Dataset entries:
START

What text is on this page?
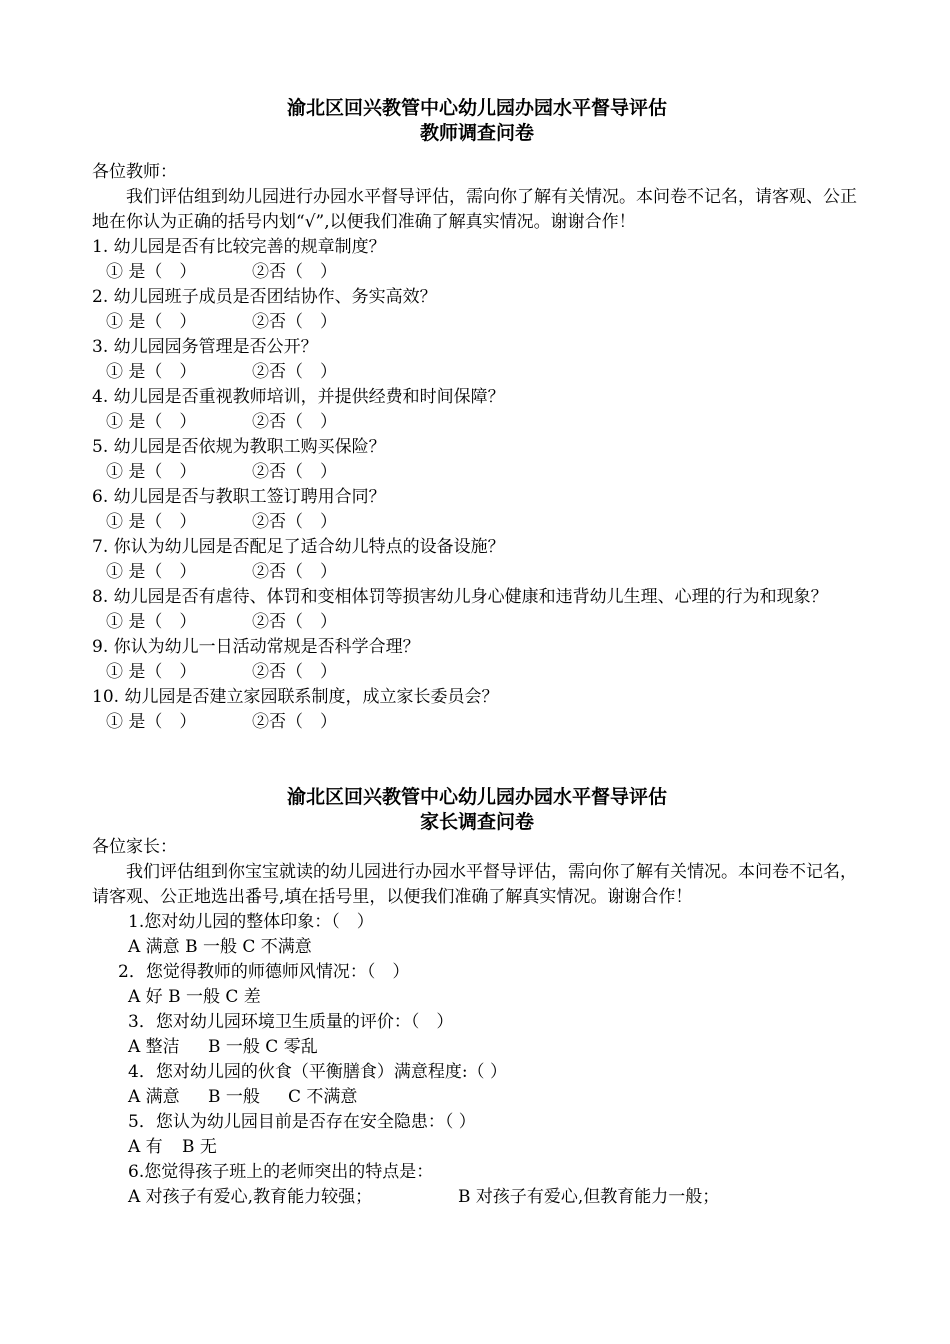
渝北区回兴教管中心幼儿园办园水平督导评估
教师调查问卷
各位教师：
我们评估组到幼儿园进行办园水平督导评估，需向你了解有关情况。本问卷不记名，请客观、公正地在你认为正确的括号内划“√”,以便我们准确了解真实情况。谢谢合作！
1. 幼儿园是否有比较完善的规章制度？
① 是（　）	②否（　）
2. 幼儿园班子成员是否团结协作、务实高效？
① 是（　）	②否（　）
3. 幼儿园园务管理是否公开？
① 是（　）	②否（　）
4. 幼儿园是否重视教师培训，并提供经费和时间保障？
① 是（　）	②否（　）
5. 幼儿园是否依规为教职工购买保险？
① 是（　）	②否（　）
6. 幼儿园是否与教职工签订聘用合同？
① 是（　）	②否（　）
7. 你认为幼儿园是否配足了适合幼儿特点的设备设施？
① 是（　）	②否（　）
8. 幼儿园是否有虐待、体罚和变相体罚等损害幼儿身心健康和违背幼儿生理、心理的行为和现象？
① 是（　）	②否（　）
9. 你认为幼儿一日活动常规是否科学合理？
① 是（　）	②否（　）
10. 幼儿园是否建立家园联系制度，成立家长委员会？
① 是（　）	②否（　）
渝北区回兴教管中心幼儿园办园水平督导评估
家长调查问卷
各位家长：
我们评估组到你宝宝就读的幼儿园进行办园水平督导评估，需向你了解有关情况。本问卷不记名，请客观、公正地选出番号,填在括号里，以便我们准确了解真实情况。谢谢合作！
1.您对幼儿园的整体印象：（　）
A 满意 B 一般 C 不满意
2．您觉得教师的师德师风情况：（　）
A 好 B 一般 C 差
3．您对幼儿园环境卫生质量的评价：（　）
A 整洁 B 一般 C 零乱
4．您对幼儿园的伙食（平衡膳食）满意程度:（ ）
A 满意 B 一般 C 不满意
5．您认为幼儿园目前是否存在安全隐患：（ ）
A 有 B 无
6.您觉得孩子班上的老师突出的特点是：
A 对孩子有爱心,教育能力较强；	B 对孩子有爱心,但教育能力一般；
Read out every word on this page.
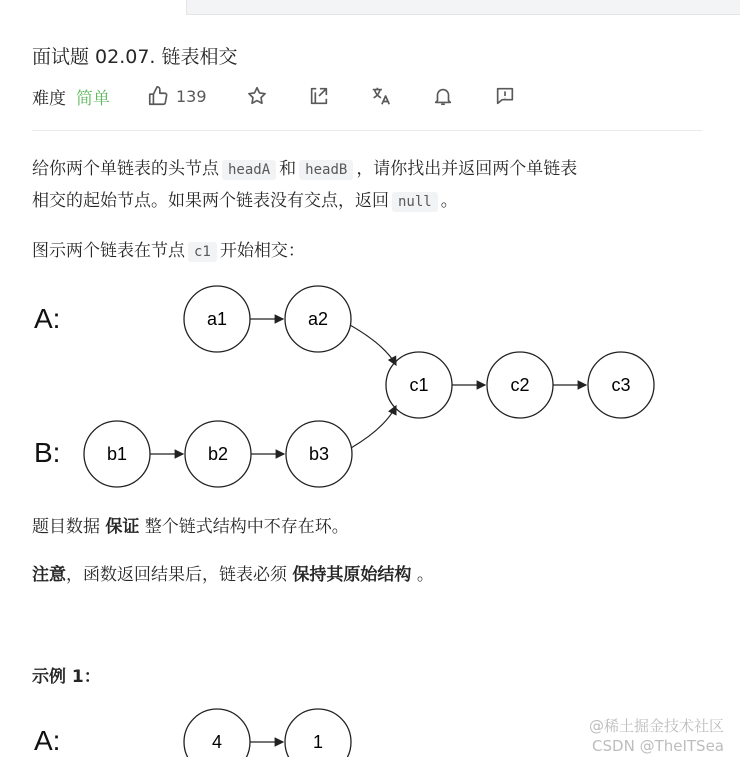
面试题 02.07. 链表相交
难度 简单	139
给你两个单链表的头节点 headA 和 headB ，请你找出并返回两个单链表
相交的起始节点。如果两个链表没有交点，返回 null 。
图示两个链表在节点 c1 开始相交：
A:
B:
a1	a2
c1	c2	c3
b1	b2	b3
题目数据 保证 整个链式结构中不存在环。
注意，函数返回结果后，链表必须 保持其原始结构 。
示例 1：
A:	4	1
@稀土掘金技术社区
CSDN @TheITSea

END

## Task
Extract, exactly as written, the span of lines from the one holding "Read out every word on this page." through the last line, inclusive. Skip any picture.

## Result
Read out every word on this page.
面试题 02.07. 链表相交
难度 简单	139
给你两个单链表的头节点 headA 和 headB ，请你找出并返回两个单链表
相交的起始节点。如果两个链表没有交点，返回 null 。
图示两个链表在节点 c1 开始相交：
A:
B:
a1	a2
c1	c2	c3
b1	b2	b3
题目数据 保证 整个链式结构中不存在环。
注意，函数返回结果后，链表必须 保持其原始结构 。
示例 1：
A:	4	1
@稀土掘金技术社区
CSDN @TheITSea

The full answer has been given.